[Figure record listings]
• • •

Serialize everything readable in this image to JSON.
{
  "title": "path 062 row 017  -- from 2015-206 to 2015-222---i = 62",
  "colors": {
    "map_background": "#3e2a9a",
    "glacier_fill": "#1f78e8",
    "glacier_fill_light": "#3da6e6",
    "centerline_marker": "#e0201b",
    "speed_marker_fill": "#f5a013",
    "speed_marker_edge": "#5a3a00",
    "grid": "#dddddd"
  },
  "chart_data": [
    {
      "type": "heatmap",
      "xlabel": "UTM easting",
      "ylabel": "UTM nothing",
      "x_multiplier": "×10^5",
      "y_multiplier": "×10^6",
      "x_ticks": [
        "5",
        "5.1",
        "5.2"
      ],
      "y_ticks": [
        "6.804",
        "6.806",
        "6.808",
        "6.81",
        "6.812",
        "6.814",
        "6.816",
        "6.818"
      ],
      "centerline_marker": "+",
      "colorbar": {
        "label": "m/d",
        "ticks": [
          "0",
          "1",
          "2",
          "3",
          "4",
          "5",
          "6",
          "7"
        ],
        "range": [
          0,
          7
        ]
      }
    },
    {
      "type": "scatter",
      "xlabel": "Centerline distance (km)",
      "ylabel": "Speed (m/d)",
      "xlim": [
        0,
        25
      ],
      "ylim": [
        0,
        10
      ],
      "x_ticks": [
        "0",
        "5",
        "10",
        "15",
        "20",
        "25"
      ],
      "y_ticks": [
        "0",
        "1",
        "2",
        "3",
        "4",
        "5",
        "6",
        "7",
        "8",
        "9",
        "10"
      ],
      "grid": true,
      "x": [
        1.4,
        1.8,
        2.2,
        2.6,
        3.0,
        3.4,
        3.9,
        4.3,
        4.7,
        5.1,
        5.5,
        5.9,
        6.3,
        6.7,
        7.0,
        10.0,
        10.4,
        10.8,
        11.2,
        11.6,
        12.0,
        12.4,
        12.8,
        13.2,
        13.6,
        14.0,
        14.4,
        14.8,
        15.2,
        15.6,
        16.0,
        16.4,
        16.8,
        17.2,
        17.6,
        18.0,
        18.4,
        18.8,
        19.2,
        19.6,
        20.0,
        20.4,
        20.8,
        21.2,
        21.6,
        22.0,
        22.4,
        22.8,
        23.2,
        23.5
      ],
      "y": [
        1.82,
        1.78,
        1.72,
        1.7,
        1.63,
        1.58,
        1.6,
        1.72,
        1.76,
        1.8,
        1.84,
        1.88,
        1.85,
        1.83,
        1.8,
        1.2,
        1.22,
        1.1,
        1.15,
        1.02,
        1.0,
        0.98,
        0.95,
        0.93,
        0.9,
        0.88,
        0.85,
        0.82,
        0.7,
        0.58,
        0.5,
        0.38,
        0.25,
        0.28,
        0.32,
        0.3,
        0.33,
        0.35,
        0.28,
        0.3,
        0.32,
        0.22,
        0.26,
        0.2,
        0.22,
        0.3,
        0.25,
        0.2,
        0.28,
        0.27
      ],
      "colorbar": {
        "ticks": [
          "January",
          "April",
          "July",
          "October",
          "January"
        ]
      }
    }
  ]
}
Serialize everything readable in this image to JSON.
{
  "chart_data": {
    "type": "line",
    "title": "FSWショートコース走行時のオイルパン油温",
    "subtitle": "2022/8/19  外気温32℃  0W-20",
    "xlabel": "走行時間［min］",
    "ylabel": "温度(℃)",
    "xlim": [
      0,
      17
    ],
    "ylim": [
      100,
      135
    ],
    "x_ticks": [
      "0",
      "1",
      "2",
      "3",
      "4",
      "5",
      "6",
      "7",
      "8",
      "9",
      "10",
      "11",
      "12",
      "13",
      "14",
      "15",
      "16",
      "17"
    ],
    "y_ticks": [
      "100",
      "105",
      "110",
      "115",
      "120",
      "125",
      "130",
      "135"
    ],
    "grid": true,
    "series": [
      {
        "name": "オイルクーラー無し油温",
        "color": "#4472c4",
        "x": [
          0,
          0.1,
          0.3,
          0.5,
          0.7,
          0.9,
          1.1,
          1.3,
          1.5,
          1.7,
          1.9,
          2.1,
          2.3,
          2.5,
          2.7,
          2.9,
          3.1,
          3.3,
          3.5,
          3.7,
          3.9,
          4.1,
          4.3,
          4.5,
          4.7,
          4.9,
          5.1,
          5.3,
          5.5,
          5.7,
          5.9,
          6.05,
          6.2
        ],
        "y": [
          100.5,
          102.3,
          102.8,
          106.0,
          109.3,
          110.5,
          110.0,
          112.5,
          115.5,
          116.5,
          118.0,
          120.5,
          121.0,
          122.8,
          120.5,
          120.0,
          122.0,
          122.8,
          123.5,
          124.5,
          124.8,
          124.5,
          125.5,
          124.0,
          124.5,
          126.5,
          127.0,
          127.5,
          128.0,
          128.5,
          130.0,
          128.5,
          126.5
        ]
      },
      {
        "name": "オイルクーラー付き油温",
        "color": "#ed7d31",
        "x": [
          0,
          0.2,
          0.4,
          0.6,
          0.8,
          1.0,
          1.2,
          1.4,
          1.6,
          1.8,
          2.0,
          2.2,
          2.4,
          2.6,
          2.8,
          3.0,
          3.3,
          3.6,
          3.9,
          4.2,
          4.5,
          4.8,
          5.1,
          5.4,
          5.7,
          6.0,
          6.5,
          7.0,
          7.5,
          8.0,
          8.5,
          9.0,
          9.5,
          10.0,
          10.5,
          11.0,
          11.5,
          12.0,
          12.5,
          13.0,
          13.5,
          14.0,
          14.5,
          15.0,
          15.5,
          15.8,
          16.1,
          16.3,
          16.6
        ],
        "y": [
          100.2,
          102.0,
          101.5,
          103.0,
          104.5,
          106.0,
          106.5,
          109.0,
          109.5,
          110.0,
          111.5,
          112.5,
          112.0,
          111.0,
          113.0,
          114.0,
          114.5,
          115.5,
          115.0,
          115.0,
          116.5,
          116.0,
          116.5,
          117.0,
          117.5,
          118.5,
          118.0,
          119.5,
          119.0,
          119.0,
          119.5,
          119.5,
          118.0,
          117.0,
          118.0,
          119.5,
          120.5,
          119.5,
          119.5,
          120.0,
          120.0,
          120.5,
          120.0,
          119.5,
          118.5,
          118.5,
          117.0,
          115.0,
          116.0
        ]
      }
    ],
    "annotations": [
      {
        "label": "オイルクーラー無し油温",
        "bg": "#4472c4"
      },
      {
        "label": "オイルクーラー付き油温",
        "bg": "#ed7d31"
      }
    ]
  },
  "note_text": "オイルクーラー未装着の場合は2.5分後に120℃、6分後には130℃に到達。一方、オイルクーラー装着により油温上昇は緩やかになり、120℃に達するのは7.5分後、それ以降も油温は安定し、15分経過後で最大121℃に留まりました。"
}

• • •

Your goal
Pick out every line with the string "オイルクーラー無し油温" and copy it.

Exercise result
        "name": "オイルクーラー無し油温",
        "label": "オイルクーラー無し油温",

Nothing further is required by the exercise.